■ **Source document**:
That doesn't make sense to me.  Element-aligned Neon load/stores are always
valid.  The AllowsUnalignedMem setting is supposed to model the SCTLR.A setting,
which also applies to Neon load/stores with less-than-element alignment.  Why
would we need a new field?
> 
> The -arm-strict-align would set both of the fields to false. This would
> retain the behavior that seems to be desired from the
> test/CodeGen/ARM/unaligned_load_store.ll test case.
> 
> A bit of a grey area is if we have an unaligned f64 store and
> AllowsElementAlignedNEON is true. We can actually generate a vstr1.8 to
> support this store directly instead of using the target-independent method
> and I think it would be good to do so.

■ **Exercise tasks**:
(a) Answer these from the Neon alignment discussion:
(i) Which setting is AllowsUnalignedMem supposed to model?
(ii) What would -arm-strict-align do to the fields?
(iii) Which test case has the behavior that this would retain?
(b) Pick up the Neon alignment discussion after its final sentence and continue writing it.

■ **Entries provided**:
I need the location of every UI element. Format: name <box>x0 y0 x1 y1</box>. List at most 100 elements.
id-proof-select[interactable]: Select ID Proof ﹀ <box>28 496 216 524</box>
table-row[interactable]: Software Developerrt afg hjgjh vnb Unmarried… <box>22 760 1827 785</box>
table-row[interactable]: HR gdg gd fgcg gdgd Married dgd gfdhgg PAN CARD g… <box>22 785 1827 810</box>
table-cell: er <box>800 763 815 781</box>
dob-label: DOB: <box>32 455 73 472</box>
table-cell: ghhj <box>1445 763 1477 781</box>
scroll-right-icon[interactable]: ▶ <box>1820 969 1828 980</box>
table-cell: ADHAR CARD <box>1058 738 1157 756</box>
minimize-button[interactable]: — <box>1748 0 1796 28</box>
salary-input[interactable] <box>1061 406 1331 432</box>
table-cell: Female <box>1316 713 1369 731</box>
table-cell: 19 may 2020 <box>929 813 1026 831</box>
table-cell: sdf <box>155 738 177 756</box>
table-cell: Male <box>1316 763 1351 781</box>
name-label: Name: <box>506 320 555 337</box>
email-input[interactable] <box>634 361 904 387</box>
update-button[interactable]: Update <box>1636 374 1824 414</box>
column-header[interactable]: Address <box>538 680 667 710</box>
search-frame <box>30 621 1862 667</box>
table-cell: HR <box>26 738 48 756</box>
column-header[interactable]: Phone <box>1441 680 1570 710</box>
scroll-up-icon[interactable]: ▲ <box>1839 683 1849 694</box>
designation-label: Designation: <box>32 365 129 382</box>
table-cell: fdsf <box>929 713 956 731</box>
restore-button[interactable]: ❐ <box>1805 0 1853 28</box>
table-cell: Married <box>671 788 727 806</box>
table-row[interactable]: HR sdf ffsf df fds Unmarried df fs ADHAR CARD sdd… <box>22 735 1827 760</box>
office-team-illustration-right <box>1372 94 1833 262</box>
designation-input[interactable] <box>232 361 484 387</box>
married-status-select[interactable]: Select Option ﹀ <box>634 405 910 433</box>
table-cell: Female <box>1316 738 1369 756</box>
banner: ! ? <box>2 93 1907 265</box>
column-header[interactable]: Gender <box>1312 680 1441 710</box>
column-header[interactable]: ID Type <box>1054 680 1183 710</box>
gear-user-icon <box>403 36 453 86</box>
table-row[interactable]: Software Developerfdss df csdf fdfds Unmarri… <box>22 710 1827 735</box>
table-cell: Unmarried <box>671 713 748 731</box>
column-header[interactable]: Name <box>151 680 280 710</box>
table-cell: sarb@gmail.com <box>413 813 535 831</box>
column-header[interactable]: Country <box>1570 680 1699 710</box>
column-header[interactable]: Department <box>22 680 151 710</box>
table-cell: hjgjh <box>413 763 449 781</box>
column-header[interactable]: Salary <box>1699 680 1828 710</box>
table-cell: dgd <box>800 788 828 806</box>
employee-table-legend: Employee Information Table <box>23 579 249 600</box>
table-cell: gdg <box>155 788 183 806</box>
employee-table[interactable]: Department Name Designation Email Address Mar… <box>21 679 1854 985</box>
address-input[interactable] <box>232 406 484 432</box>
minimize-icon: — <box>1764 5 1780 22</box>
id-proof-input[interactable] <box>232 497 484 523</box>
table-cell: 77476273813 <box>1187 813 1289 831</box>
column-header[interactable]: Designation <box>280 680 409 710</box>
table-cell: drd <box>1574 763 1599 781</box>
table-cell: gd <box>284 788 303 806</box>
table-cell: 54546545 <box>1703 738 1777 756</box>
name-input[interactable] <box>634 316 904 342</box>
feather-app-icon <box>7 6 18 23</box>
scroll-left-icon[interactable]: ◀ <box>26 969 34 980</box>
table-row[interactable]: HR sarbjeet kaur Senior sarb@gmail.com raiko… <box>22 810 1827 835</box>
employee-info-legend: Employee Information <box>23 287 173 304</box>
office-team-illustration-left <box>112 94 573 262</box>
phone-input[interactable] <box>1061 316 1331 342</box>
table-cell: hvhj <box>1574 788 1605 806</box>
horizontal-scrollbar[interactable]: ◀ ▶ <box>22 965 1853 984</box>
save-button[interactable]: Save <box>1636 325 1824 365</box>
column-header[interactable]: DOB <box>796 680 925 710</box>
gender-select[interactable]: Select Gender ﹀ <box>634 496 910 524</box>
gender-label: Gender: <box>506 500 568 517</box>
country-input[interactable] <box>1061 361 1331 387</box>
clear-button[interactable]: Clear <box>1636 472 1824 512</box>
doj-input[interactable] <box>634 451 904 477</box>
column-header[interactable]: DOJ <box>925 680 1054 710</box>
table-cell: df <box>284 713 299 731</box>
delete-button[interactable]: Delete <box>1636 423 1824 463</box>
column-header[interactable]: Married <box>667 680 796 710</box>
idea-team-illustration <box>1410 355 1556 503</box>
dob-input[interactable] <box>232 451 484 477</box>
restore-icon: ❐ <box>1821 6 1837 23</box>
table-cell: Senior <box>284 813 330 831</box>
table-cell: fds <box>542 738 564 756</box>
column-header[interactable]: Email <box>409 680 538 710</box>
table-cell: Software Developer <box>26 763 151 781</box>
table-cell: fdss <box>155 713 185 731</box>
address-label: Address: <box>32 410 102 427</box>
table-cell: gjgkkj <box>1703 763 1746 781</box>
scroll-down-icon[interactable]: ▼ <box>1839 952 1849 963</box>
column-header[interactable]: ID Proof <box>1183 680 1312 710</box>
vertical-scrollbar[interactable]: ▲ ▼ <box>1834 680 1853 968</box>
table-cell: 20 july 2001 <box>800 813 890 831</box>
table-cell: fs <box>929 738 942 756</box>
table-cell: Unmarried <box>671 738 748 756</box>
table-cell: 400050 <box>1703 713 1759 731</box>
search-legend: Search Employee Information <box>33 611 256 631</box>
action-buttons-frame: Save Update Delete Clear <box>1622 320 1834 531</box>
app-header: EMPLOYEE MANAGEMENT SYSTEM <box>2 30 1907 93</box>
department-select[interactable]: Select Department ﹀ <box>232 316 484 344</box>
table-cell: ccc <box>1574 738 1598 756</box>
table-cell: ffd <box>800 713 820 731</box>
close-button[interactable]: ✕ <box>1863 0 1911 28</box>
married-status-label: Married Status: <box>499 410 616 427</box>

■ **Solved problems**:
(a)
(i) The SCTLR.A setting.
(ii) It would set both of the fields to false.
(iii) test/CodeGen/ARM/unaligned_load_store.ll.

(b)
Don't we already do this as of svn r161962?
> 
> I have some code to do this that I will likely be able to upstream.
> 
> -Dave
> 
> -- Qualcomm Innovation Center, Inc. is a member of Code Aurora Forum,
hosted
> by The Linux Foundation
> 
> 
> -----Original Message-----
> From: llvmdev-bounces at cs.uiuc.edu [mailto:llvmdev-bounces at
cs.uiuc.edu] On
> Behalf Of Peter Couperus
> Sent: Thursday, September 06, 2012 8:14 AM
> To: Jim Grosbach
> Cc: Jakob Olesen; llvmdev at cs.uiuc.edu (LLVMdev at cs.uiuc.edu)
> Subject: Re: [LLVMdev] Unaligned vector memory access for ARM/NEON.
> 
> Hello,
> 
> Thanks again.  We did try overestimating the alignment, and saw the vldr
you
> reference here.
> It looks like a recent change (r161962?) did enable vld1 generation for
this
> case (great!) on darwin, but not linux.
> I'm not sure if the effect of lowering load <4 x i16>* align 2 to
> vld1.16 this was intentional in this change or not.
> If so, my question is what is the preferable way to inform the Subtarget
> that it is allowed to use unaligned vector loads/stores when NEON is
> available, but can't use unaligned accesses generally speaking?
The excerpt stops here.